Brief: Reproduce the rows word for word, from the first one through the line containing "- match-time: 11:20: [217, 645, 335, 680]", including both of those lines.

[Dataset excerpt]
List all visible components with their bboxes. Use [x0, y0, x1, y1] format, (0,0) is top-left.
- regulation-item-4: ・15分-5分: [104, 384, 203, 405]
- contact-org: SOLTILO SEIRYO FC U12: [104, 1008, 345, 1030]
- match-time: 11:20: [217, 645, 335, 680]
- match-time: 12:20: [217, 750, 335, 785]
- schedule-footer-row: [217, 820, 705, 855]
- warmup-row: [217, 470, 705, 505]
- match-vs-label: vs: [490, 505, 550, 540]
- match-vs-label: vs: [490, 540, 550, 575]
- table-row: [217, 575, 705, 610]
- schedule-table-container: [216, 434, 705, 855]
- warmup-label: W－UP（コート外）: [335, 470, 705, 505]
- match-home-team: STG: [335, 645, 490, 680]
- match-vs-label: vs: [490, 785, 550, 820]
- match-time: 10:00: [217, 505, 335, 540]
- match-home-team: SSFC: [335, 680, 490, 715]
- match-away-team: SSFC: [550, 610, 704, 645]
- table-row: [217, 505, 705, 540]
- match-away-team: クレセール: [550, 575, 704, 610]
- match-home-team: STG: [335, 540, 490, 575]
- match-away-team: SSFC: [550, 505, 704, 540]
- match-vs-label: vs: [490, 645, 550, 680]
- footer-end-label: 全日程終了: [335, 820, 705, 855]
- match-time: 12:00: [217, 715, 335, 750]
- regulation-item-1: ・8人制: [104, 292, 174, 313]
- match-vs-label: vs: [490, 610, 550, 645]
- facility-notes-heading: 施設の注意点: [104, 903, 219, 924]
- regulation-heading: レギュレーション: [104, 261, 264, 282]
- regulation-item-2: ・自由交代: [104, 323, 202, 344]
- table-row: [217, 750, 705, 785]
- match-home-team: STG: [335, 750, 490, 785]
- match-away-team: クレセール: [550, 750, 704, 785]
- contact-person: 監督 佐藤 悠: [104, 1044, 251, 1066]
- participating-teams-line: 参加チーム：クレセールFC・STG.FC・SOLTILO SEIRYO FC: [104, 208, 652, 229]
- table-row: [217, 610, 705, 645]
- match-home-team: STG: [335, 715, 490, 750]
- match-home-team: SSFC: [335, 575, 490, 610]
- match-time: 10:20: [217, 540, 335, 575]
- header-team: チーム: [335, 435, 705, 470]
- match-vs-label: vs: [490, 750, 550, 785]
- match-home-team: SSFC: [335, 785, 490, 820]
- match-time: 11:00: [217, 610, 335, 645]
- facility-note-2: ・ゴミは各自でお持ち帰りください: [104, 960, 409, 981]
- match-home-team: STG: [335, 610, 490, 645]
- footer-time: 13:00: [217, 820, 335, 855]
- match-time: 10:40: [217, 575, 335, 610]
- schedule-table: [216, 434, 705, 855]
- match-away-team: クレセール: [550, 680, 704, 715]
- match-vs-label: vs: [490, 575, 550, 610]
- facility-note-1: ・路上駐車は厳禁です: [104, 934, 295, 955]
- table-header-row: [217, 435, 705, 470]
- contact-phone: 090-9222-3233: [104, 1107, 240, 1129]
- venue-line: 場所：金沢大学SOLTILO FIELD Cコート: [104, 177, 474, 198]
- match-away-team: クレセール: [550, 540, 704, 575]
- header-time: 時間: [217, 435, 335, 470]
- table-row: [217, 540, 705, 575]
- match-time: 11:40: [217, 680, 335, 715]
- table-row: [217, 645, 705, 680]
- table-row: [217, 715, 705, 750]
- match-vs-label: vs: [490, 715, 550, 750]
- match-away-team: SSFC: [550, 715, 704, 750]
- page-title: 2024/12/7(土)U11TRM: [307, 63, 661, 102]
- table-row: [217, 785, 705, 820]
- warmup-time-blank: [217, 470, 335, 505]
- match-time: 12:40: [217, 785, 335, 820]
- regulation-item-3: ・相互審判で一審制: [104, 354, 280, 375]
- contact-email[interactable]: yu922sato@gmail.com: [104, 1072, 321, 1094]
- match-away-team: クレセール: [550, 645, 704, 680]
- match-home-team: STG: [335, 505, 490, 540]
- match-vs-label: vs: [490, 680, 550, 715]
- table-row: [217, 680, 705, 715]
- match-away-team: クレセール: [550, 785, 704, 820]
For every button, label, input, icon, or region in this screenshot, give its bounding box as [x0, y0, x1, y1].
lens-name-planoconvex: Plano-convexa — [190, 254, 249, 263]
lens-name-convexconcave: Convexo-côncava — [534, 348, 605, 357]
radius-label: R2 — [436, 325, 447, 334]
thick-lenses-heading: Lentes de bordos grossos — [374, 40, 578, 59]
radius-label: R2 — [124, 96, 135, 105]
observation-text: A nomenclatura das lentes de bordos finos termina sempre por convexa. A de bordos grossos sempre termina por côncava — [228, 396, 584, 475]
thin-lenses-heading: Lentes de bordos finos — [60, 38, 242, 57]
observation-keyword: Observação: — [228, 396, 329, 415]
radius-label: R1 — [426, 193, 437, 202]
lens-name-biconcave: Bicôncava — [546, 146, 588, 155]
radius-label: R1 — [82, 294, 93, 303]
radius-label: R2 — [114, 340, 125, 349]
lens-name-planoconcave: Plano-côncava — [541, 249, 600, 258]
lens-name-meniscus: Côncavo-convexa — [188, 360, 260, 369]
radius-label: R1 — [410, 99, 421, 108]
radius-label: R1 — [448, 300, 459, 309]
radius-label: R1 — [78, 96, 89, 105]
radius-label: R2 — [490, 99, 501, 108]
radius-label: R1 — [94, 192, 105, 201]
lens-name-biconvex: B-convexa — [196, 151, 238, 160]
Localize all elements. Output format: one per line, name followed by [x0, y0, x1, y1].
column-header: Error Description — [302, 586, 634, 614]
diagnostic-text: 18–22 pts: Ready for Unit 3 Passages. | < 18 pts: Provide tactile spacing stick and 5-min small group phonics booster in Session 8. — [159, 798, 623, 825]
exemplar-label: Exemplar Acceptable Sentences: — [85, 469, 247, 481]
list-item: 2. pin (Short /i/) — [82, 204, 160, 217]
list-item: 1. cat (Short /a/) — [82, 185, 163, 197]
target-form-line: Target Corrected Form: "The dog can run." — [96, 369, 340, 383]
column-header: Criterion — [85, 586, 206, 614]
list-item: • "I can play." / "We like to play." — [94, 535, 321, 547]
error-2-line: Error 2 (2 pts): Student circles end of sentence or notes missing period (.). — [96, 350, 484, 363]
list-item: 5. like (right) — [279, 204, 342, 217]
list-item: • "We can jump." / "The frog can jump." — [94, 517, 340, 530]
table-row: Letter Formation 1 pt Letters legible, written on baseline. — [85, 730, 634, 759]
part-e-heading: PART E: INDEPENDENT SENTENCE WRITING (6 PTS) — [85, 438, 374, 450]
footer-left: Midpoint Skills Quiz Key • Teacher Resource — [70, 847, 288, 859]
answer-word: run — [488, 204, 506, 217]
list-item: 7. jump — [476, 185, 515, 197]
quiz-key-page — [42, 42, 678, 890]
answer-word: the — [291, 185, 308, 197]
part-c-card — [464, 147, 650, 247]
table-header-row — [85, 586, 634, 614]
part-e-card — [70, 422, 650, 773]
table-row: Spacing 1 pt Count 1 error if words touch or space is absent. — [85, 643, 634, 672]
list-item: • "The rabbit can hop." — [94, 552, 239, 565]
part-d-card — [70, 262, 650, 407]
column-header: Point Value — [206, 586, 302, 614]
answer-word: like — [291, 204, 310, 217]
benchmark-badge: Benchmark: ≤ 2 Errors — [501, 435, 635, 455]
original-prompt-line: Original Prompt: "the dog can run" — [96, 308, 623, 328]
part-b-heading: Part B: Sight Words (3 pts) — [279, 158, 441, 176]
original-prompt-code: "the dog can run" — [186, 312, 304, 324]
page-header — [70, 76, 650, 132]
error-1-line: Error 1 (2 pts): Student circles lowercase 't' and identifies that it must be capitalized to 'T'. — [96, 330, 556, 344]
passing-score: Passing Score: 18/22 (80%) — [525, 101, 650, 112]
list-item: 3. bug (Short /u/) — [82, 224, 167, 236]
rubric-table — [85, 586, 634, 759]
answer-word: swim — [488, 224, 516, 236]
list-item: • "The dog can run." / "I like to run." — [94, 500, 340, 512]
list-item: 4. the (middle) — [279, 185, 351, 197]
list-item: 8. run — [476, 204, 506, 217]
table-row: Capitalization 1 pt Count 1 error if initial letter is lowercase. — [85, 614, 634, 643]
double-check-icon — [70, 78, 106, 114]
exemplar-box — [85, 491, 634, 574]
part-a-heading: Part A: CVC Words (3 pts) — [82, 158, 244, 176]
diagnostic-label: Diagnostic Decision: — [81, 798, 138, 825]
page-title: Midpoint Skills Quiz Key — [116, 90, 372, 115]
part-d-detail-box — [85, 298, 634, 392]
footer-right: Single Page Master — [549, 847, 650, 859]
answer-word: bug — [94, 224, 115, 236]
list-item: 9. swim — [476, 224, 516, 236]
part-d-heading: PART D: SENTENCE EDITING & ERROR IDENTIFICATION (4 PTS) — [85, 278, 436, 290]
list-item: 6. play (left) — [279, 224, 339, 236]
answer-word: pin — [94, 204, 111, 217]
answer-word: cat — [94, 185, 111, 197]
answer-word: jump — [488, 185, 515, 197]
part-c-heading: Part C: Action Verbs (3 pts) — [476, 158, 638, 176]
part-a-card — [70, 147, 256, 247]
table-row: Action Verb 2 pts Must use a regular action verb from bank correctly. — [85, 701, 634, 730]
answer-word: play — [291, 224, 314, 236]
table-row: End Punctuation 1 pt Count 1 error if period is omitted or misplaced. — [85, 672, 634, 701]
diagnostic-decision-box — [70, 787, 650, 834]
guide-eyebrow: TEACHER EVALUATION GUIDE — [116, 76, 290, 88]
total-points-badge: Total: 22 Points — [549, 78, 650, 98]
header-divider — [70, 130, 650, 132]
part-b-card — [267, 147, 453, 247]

Written response:
List all visible components with their bboxes. Use [x0, y0, x1, y1] format, (0,0) is top-left.
- regulation-item-4: ・15分-5分: [104, 384, 203, 405]
- contact-org: SOLTILO SEIRYO FC U12: [104, 1008, 345, 1030]
- match-time: 11:20: [217, 645, 335, 680]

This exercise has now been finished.